- _What you will do_
Locate the line that contains "Transcribe the text in this document.". Reproduce it and all following lines up to the end of the material, exactly and with nothing added.

- _Input records_
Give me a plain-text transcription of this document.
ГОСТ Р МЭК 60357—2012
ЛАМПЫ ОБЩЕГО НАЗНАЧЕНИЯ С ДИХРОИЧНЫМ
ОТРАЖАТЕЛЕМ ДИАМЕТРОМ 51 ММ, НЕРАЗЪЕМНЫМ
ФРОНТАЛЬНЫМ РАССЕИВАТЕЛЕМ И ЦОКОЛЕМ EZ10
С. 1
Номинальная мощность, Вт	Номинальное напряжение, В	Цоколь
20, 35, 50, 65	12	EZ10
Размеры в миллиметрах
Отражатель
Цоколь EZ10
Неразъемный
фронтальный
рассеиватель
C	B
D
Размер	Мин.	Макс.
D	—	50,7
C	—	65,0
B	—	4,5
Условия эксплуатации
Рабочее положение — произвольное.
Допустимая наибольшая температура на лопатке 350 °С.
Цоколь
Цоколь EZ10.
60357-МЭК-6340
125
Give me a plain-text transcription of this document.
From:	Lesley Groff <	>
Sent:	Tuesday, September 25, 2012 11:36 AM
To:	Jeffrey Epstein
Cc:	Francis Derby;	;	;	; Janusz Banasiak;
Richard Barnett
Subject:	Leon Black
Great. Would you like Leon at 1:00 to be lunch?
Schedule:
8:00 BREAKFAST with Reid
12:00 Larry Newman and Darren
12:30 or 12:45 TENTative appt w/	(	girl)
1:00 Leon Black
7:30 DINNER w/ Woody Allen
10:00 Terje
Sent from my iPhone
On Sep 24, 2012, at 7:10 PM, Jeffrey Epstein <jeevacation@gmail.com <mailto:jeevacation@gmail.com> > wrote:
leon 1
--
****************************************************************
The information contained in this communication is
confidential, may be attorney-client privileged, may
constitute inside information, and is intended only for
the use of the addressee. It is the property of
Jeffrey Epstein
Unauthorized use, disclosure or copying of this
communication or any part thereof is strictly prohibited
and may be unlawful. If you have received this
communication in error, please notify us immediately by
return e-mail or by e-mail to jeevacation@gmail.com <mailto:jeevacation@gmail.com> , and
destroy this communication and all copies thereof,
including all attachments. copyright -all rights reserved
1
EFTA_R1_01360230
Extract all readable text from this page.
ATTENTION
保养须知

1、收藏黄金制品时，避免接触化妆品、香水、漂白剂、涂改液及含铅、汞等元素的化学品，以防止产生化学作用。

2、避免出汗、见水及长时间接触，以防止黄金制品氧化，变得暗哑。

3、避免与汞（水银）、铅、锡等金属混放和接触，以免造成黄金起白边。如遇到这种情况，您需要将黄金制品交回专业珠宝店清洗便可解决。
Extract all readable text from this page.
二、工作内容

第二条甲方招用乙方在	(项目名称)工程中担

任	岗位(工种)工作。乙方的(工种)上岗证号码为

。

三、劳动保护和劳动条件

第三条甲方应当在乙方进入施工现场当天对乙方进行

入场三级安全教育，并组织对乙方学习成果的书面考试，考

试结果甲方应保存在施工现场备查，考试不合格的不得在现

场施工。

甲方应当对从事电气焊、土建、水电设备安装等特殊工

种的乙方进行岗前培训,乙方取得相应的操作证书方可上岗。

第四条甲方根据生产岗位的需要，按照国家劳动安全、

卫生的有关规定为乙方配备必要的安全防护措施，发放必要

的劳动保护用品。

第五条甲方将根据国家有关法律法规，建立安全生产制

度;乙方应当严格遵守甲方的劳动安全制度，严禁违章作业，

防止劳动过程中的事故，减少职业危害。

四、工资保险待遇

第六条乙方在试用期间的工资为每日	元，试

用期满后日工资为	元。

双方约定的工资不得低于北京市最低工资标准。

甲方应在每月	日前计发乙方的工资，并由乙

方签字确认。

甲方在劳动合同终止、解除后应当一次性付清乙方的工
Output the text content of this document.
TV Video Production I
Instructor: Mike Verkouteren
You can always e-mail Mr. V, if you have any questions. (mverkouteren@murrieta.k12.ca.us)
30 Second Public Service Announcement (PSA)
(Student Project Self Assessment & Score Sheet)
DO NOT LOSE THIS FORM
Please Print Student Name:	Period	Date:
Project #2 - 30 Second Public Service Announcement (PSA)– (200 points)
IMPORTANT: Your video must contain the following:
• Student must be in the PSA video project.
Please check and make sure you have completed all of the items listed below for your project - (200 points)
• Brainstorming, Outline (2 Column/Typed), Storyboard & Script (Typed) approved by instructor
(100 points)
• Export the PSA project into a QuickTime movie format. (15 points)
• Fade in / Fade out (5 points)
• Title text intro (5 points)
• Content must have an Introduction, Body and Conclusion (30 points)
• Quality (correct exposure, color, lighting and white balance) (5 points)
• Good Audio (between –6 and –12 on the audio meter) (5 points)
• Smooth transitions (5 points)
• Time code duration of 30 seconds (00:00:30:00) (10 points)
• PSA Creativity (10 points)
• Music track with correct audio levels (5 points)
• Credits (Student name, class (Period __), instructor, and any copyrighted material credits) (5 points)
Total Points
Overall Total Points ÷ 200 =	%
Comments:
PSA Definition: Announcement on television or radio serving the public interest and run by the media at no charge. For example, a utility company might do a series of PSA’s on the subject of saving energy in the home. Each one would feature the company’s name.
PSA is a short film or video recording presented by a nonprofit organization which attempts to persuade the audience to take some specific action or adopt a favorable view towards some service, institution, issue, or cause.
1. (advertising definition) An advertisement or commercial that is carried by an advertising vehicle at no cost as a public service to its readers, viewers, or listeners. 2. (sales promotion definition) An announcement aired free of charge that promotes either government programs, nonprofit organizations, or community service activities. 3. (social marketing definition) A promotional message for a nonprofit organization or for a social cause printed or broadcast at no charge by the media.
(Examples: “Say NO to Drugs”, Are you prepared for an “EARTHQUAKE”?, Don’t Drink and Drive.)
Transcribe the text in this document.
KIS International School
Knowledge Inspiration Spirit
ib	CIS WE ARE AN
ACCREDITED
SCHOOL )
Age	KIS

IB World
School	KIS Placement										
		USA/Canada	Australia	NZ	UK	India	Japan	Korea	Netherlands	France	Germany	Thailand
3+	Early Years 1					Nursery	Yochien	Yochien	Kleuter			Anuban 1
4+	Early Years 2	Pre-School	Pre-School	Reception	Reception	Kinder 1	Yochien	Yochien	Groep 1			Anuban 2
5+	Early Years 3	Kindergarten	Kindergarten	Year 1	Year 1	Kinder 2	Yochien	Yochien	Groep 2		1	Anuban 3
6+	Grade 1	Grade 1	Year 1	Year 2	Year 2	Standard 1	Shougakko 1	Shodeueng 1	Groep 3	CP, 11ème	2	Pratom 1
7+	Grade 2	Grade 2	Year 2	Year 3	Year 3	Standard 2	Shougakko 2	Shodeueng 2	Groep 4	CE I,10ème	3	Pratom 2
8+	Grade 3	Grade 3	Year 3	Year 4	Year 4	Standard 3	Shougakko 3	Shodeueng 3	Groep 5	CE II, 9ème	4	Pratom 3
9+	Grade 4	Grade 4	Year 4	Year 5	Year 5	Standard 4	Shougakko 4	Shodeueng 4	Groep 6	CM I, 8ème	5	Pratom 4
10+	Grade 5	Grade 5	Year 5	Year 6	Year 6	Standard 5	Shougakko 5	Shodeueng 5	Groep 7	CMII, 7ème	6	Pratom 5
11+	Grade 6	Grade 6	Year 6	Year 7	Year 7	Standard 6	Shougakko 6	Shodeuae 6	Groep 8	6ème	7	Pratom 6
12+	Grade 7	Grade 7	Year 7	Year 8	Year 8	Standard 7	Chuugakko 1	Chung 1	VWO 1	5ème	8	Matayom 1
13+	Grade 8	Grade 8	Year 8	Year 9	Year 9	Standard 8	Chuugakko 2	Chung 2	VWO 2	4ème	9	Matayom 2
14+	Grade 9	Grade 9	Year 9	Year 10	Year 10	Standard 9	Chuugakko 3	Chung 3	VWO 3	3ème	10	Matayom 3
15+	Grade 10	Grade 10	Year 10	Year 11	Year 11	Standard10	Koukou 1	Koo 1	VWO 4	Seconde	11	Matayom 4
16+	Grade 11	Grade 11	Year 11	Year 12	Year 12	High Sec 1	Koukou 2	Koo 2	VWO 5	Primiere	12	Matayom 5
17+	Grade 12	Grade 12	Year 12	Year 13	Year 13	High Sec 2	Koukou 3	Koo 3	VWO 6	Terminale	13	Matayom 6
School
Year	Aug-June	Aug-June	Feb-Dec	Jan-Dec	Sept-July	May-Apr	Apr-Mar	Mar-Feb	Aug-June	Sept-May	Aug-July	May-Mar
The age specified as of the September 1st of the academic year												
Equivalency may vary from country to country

- _Solution for this task_
Transcribe the text in this document.
KIS International School
Knowledge Inspiration Spirit
ib	CIS WE ARE AN
ACCREDITED
SCHOOL )
Age	KIS

IB World
School	KIS Placement										
		USA/Canada	Australia	NZ	UK	India	Japan	Korea	Netherlands	France	Germany	Thailand
3+	Early Years 1					Nursery	Yochien	Yochien	Kleuter			Anuban 1
4+	Early Years 2	Pre-School	Pre-School	Reception	Reception	Kinder 1	Yochien	Yochien	Groep 1			Anuban 2
5+	Early Years 3	Kindergarten	Kindergarten	Year 1	Year 1	Kinder 2	Yochien	Yochien	Groep 2		1	Anuban 3
6+	Grade 1	Grade 1	Year 1	Year 2	Year 2	Standard 1	Shougakko 1	Shodeueng 1	Groep 3	CP, 11ème	2	Pratom 1
7+	Grade 2	Grade 2	Year 2	Year 3	Year 3	Standard 2	Shougakko 2	Shodeueng 2	Groep 4	CE I,10ème	3	Pratom 2
8+	Grade 3	Grade 3	Year 3	Year 4	Year 4	Standard 3	Shougakko 3	Shodeueng 3	Groep 5	CE II, 9ème	4	Pratom 3
9+	Grade 4	Grade 4	Year 4	Year 5	Year 5	Standard 4	Shougakko 4	Shodeueng 4	Groep 6	CM I, 8ème	5	Pratom 4
10+	Grade 5	Grade 5	Year 5	Year 6	Year 6	Standard 5	Shougakko 5	Shodeueng 5	Groep 7	CMII, 7ème	6	Pratom 5
11+	Grade 6	Grade 6	Year 6	Year 7	Year 7	Standard 6	Shougakko 6	Shodeuae 6	Groep 8	6ème	7	Pratom 6
12+	Grade 7	Grade 7	Year 7	Year 8	Year 8	Standard 7	Chuugakko 1	Chung 1	VWO 1	5ème	8	Matayom 1
13+	Grade 8	Grade 8	Year 8	Year 9	Year 9	Standard 8	Chuugakko 2	Chung 2	VWO 2	4ème	9	Matayom 2
14+	Grade 9	Grade 9	Year 9	Year 10	Year 10	Standard 9	Chuugakko 3	Chung 3	VWO 3	3ème	10	Matayom 3
15+	Grade 10	Grade 10	Year 10	Year 11	Year 11	Standard10	Koukou 1	Koo 1	VWO 4	Seconde	11	Matayom 4
16+	Grade 11	Grade 11	Year 11	Year 12	Year 12	High Sec 1	Koukou 2	Koo 2	VWO 5	Primiere	12	Matayom 5
17+	Grade 12	Grade 12	Year 12	Year 13	Year 13	High Sec 2	Koukou 3	Koo 3	VWO 6	Terminale	13	Matayom 6
School
Year	Aug-June	Aug-June	Feb-Dec	Jan-Dec	Sept-July	May-Apr	Apr-Mar	Mar-Feb	Aug-June	Sept-May	Aug-July	May-Mar
The age specified as of the September 1st of the academic year												
Equivalency may vary from country to country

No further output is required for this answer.